**What needs to be done**
In the part that opens with the line containing "tagline-divider <box>118 13 119 30</box>" and closes with the line containing "note-prefix: 说明：如文章被杂志社返修，修改部分二次润色可享 <box>240", change every "tagline" to "slogan". Give back only those lines, leaving everything else as it is.

**Input for this task**
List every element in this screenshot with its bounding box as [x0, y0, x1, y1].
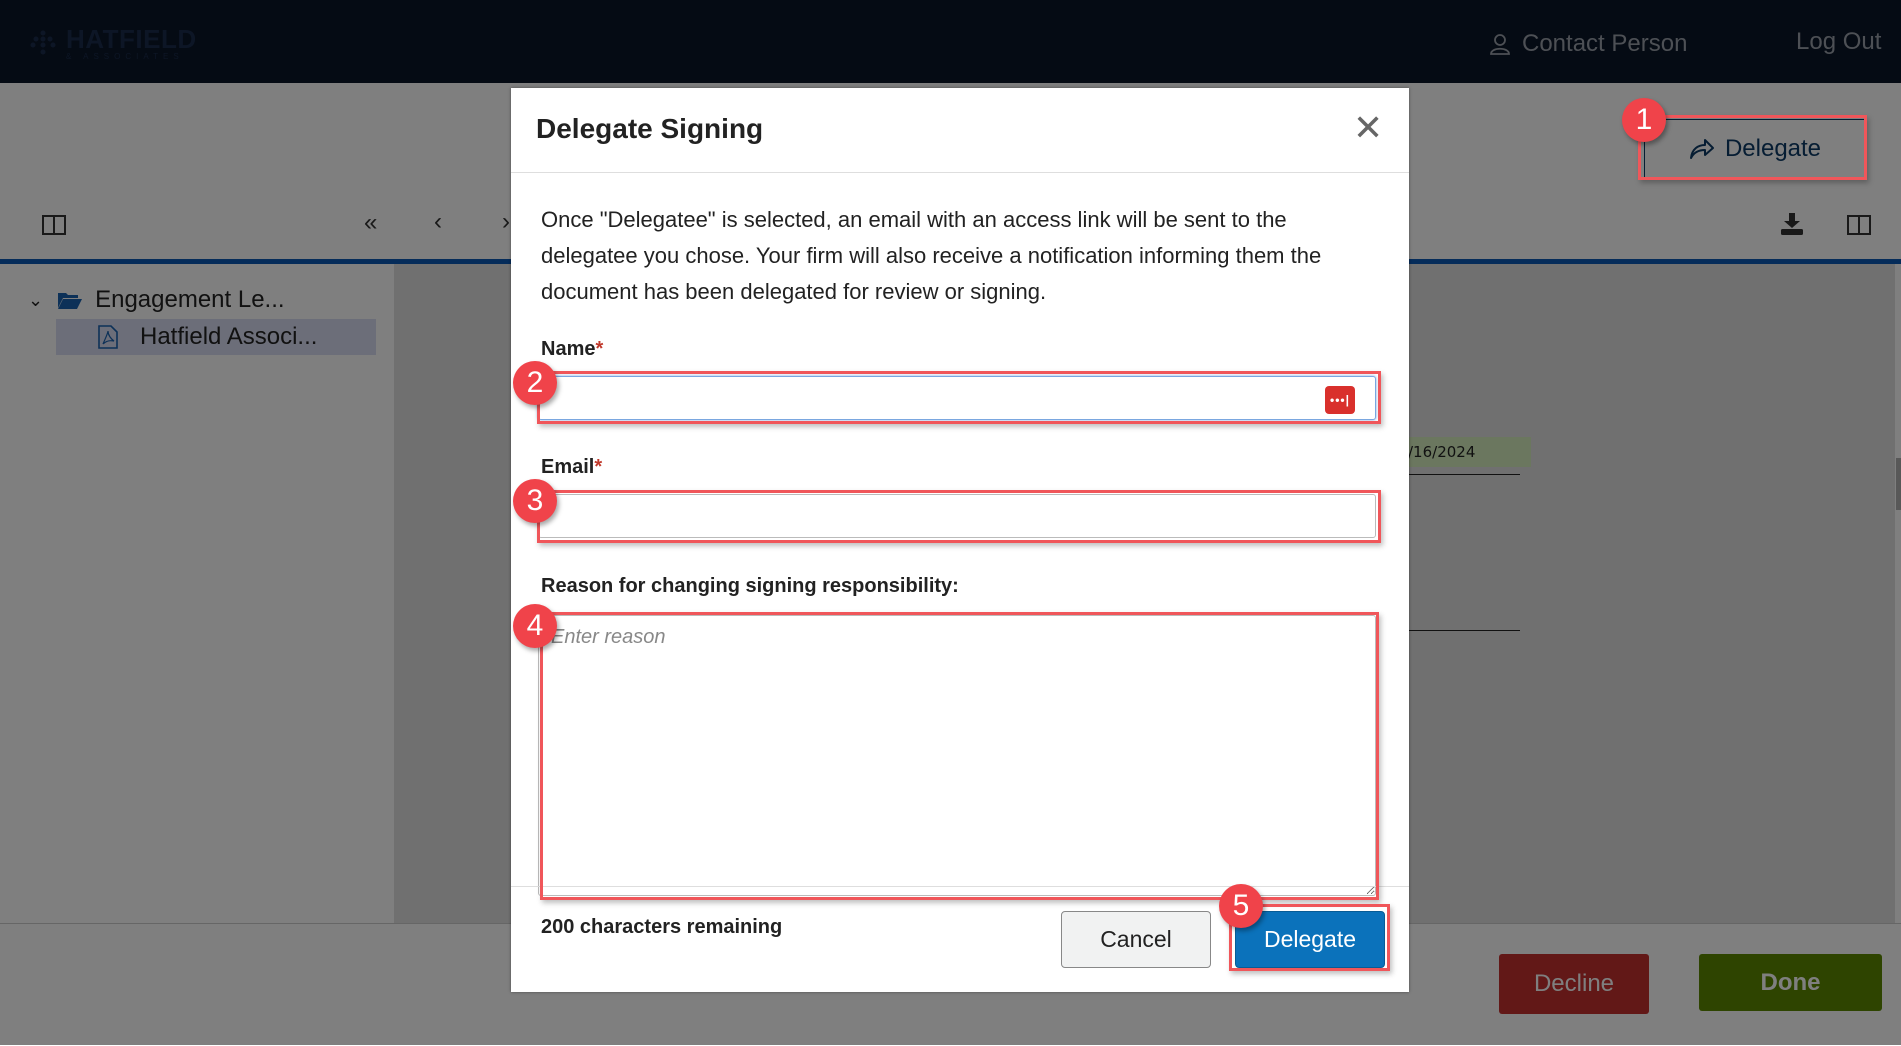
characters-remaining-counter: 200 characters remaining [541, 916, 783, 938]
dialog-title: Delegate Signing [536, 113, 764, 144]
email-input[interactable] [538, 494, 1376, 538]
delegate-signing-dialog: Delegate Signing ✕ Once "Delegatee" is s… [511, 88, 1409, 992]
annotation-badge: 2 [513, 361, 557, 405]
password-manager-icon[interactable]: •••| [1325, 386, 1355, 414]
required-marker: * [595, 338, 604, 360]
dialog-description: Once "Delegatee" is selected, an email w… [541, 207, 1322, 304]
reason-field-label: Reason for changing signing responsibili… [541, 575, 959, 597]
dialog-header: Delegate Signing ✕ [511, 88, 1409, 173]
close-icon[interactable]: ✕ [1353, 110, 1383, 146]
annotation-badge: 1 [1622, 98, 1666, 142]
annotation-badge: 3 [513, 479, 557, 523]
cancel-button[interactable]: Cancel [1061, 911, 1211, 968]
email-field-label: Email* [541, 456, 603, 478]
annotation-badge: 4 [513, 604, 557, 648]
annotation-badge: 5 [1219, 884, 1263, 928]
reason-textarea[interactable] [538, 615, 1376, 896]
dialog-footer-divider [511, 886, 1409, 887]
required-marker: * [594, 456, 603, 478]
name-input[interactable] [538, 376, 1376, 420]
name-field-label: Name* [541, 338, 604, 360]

* * *

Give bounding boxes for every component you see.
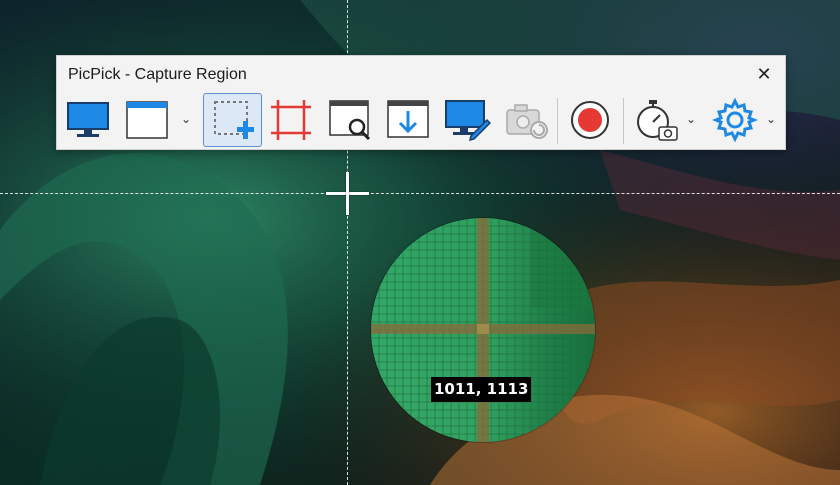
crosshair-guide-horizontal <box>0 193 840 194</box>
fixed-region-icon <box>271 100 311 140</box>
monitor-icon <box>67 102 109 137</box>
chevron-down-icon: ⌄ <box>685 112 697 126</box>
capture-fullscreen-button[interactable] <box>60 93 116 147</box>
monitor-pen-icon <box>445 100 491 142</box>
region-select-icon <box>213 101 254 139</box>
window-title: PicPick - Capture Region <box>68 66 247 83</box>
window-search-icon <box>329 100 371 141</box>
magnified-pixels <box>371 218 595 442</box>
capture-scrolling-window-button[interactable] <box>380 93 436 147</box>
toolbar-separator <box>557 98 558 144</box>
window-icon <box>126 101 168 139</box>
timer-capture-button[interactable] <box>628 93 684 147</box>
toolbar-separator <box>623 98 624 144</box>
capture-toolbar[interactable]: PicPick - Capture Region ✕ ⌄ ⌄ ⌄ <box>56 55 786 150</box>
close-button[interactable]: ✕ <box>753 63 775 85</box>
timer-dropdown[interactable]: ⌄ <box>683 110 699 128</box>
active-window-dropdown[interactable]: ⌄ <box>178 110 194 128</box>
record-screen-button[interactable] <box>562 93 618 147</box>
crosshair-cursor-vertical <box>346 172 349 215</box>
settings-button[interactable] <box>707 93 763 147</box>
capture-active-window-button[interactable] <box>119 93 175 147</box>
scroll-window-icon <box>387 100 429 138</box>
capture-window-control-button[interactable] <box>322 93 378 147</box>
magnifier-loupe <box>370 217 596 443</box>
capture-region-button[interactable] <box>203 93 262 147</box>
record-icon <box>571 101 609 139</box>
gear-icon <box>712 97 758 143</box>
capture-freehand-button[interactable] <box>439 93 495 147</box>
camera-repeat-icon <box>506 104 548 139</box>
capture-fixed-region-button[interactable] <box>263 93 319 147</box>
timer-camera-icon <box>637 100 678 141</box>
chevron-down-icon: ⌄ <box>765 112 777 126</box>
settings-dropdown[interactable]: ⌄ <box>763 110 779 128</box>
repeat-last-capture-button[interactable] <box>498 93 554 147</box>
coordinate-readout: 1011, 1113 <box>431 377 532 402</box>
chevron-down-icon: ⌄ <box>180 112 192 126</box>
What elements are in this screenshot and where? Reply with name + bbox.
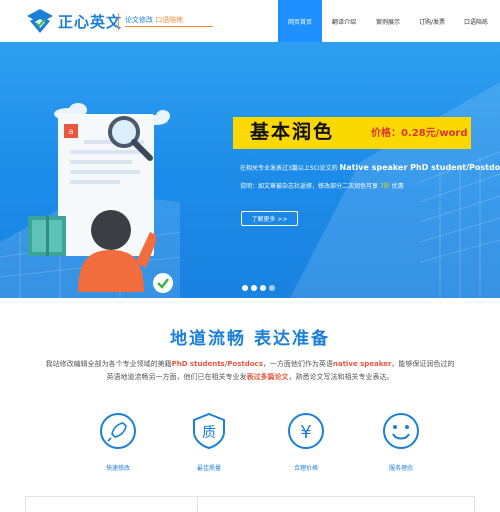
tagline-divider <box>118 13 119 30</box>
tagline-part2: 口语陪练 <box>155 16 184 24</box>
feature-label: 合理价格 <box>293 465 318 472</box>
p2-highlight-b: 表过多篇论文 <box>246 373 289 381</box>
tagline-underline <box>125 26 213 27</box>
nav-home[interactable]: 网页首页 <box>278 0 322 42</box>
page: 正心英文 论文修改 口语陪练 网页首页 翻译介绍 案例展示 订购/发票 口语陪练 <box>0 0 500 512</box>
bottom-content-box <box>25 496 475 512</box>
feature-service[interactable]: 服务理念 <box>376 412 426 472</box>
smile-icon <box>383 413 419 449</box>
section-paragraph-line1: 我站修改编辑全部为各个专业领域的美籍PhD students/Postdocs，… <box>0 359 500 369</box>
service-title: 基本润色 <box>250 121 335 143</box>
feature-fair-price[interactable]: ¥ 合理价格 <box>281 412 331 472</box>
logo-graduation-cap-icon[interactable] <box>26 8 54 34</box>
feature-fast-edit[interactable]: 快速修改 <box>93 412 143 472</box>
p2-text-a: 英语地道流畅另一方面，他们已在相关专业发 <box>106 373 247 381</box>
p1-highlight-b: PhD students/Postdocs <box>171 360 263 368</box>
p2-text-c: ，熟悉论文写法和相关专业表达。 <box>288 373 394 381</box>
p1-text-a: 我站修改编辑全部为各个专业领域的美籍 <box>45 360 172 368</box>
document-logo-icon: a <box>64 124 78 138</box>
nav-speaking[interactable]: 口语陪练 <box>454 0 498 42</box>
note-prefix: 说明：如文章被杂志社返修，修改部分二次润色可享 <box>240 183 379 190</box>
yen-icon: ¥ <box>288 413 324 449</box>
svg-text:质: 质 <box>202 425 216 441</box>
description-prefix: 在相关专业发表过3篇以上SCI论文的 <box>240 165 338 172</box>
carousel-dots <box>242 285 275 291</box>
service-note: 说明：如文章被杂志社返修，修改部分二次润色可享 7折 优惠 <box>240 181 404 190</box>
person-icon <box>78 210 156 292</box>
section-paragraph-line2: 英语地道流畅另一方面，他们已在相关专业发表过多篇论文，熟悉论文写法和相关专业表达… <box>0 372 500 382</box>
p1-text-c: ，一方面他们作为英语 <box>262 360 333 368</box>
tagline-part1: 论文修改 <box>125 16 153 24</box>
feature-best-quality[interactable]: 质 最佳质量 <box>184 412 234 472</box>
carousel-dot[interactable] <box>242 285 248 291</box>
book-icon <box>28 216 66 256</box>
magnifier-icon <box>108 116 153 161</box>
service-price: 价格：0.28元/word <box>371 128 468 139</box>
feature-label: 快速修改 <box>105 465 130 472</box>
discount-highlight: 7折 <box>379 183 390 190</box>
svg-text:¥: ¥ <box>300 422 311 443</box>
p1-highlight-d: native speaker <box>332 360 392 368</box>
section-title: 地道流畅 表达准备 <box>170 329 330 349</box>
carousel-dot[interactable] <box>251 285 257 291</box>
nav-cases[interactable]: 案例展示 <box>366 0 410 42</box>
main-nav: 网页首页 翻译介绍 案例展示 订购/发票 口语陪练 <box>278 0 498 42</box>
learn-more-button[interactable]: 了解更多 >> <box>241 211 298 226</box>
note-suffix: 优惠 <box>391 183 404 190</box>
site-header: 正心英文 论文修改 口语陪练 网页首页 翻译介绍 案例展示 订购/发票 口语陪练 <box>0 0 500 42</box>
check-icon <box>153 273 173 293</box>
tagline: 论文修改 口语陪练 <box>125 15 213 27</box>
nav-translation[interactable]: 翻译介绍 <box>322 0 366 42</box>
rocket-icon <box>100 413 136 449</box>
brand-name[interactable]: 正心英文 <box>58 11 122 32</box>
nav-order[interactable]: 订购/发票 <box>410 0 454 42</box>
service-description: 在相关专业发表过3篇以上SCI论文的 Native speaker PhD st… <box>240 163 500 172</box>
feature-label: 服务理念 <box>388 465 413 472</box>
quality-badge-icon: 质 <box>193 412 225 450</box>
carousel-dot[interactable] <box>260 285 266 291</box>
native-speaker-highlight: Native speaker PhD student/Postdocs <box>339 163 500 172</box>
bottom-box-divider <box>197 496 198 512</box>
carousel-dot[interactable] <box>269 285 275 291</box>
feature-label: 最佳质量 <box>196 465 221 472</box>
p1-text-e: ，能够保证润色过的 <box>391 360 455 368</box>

**Answer to the exercise**
slogan-divider <box>118 13 119 30</box>
slogan-part2: 口语陪练 <box>155 16 184 24</box>
feature-label: 合理价格 <box>293 465 318 472</box>
p2-highlight-b: 表过多篇论文 <box>246 373 289 381</box>
slogan-underline <box>125 26 213 27</box>
nav-home[interactable]: 网页首页 <box>278 0 322 42</box>
page: 正心英文 论文修改 口语陪练 网页首页 翻译介绍 案例展示 订购/发票 口语陪练 <box>0 0 500 512</box>
bottom-content-box <box>25 496 475 512</box>
feature-service[interactable]: 服务理念 <box>376 412 426 472</box>
smile-icon <box>383 413 419 449</box>
section-paragraph-line1: 我站修改编辑全部为各个专业领域的美籍PhD students/Postdocs，… <box>0 359 500 369</box>
service-title: 基本润色 <box>250 121 335 143</box>
feature-fair-price[interactable]: ¥ 合理价格 <box>281 412 331 472</box>
logo-graduation-cap-icon[interactable] <box>26 8 54 34</box>
feature-fast-edit[interactable]: 快速修改 <box>93 412 143 472</box>
p2-text-a: 英语地道流畅另一方面，他们已在相关专业发 <box>106 373 247 381</box>
p1-highlight-b: PhD students/Postdocs <box>171 360 263 368</box>
p2-text-c: ，熟悉论文写法和相关专业表达。 <box>288 373 394 381</box>
p1-text-a: 我站修改编辑全部为各个专业领域的美籍 <box>45 360 172 368</box>
document-logo-icon: a <box>64 124 78 138</box>
nav-speaking[interactable]: 口语陪练 <box>454 0 498 42</box>
note-prefix: 说明：如文章被杂志社返修，修改部分二次润色可享 <box>240 183 379 190</box>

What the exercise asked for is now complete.